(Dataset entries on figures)
--- Start ---

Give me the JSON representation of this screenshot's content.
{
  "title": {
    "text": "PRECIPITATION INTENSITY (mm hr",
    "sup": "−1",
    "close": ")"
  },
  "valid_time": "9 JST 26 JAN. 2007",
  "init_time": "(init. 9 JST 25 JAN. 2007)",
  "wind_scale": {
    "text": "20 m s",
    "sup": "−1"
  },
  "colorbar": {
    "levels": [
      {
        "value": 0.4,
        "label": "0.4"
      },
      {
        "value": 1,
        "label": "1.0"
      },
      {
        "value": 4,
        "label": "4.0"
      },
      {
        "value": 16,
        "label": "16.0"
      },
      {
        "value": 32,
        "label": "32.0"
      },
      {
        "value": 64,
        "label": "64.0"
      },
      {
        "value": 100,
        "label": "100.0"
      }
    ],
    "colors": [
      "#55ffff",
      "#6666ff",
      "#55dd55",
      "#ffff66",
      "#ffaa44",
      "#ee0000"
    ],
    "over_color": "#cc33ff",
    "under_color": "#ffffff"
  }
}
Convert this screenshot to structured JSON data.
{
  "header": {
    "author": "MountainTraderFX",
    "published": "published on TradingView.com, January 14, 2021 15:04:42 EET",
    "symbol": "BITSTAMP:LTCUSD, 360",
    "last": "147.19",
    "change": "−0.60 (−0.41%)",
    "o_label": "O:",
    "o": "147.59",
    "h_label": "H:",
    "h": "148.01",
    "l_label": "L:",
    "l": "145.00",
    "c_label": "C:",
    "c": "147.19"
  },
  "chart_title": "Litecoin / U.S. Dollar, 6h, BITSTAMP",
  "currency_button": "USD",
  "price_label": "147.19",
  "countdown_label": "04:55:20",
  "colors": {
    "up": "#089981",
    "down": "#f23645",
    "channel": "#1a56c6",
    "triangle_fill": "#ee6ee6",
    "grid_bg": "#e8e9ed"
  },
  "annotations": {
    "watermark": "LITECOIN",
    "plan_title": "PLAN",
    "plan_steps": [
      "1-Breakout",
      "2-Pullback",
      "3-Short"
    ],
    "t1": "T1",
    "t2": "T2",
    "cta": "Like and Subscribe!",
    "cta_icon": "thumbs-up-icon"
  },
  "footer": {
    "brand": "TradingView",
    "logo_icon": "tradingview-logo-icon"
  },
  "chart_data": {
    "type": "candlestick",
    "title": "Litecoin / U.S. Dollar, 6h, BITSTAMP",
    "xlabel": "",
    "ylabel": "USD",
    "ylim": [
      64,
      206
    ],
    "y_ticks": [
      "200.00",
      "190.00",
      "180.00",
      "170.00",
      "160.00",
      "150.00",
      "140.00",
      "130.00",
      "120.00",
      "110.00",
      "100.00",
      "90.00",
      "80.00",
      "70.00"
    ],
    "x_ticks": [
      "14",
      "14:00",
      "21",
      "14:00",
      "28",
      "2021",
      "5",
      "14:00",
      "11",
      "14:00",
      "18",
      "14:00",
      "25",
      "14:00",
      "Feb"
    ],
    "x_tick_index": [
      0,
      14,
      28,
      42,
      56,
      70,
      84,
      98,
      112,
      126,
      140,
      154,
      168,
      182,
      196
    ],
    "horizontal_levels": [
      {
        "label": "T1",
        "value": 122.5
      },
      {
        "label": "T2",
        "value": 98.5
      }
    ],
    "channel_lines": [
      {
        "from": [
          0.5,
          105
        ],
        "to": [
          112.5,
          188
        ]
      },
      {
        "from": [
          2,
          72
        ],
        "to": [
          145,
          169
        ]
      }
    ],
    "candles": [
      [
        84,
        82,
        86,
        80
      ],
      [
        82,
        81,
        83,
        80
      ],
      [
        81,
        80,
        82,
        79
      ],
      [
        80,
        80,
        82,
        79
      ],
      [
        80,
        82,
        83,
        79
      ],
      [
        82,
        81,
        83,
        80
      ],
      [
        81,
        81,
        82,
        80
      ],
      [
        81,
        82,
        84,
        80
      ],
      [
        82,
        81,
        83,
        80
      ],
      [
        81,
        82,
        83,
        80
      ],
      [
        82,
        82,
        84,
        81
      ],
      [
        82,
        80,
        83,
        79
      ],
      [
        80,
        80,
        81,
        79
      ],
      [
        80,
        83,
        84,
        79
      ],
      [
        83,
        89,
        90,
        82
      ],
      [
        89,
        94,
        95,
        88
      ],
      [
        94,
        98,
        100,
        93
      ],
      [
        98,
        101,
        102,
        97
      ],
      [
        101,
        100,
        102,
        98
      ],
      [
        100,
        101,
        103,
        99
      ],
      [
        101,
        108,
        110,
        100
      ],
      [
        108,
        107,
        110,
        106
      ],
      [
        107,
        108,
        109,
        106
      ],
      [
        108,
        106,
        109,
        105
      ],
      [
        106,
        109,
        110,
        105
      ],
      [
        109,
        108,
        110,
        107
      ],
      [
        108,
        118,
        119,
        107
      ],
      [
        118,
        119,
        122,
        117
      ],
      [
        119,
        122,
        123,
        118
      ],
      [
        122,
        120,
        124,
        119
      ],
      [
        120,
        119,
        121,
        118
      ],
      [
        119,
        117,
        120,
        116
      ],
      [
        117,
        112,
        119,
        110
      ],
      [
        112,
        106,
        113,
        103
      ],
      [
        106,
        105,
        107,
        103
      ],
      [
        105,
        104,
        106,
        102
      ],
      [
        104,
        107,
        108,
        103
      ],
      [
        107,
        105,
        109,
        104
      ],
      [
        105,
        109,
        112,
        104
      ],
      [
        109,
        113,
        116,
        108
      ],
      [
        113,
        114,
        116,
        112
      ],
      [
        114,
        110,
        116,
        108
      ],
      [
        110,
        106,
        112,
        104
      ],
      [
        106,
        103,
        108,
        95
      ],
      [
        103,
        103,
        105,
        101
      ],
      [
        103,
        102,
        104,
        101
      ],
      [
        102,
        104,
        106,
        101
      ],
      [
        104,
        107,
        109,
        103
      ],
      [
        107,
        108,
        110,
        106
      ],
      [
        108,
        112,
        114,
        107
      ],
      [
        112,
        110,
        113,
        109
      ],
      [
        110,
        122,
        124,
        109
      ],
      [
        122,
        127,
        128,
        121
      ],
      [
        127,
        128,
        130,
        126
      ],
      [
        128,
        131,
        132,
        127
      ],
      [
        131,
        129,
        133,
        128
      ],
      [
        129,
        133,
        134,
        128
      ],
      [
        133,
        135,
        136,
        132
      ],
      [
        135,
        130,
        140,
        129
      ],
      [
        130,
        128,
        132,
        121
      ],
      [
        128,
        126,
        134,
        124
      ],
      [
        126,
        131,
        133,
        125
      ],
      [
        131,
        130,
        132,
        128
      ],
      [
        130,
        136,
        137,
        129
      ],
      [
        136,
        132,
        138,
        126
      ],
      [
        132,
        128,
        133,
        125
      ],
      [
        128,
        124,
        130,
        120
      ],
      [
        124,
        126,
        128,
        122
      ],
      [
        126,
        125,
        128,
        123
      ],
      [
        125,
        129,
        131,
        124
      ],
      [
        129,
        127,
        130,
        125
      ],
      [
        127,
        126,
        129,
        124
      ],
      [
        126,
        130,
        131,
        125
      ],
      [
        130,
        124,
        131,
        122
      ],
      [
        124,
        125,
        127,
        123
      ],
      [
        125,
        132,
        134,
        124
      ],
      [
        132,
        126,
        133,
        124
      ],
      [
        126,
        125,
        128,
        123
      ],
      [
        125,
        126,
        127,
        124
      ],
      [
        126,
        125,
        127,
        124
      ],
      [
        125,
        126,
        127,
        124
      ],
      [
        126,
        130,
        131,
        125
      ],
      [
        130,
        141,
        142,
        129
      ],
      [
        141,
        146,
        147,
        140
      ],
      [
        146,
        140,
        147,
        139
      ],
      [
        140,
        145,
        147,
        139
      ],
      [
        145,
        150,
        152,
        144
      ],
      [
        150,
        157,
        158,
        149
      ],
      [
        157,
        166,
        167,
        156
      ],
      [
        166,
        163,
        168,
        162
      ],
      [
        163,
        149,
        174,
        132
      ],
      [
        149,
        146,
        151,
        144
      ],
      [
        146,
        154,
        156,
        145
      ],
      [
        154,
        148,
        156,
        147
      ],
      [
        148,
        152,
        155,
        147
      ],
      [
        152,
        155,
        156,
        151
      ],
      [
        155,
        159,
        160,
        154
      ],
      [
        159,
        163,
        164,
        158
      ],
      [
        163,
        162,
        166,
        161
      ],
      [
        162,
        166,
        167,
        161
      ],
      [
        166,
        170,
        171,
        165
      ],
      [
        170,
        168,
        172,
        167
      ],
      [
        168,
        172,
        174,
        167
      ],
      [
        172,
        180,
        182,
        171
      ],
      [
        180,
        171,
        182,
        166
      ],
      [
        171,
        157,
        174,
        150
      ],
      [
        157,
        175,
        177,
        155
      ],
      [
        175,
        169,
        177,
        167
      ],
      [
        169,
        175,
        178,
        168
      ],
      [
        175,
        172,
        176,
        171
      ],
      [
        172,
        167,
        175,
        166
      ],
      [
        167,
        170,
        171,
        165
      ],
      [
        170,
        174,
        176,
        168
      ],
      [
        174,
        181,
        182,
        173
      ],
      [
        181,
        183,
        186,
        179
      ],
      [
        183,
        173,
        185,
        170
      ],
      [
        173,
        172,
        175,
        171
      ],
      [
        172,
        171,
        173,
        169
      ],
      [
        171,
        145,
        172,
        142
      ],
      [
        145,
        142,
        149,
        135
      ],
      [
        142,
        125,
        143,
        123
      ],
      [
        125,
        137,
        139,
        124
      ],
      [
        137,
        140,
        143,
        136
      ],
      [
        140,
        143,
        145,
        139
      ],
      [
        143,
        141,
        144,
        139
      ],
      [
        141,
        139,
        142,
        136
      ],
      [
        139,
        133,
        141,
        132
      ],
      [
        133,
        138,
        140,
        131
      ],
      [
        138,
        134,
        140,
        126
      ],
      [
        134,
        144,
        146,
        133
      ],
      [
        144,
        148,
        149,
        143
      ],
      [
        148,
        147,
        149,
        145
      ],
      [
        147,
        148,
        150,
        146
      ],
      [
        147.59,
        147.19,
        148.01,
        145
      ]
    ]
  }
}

--- End ---

[Written task]:
Pull out each line of the records holding the string "text".

[Output of the task]:
    "text": "PRECIPITATION INTENSITY (mm hr",
    "text": "20 m s",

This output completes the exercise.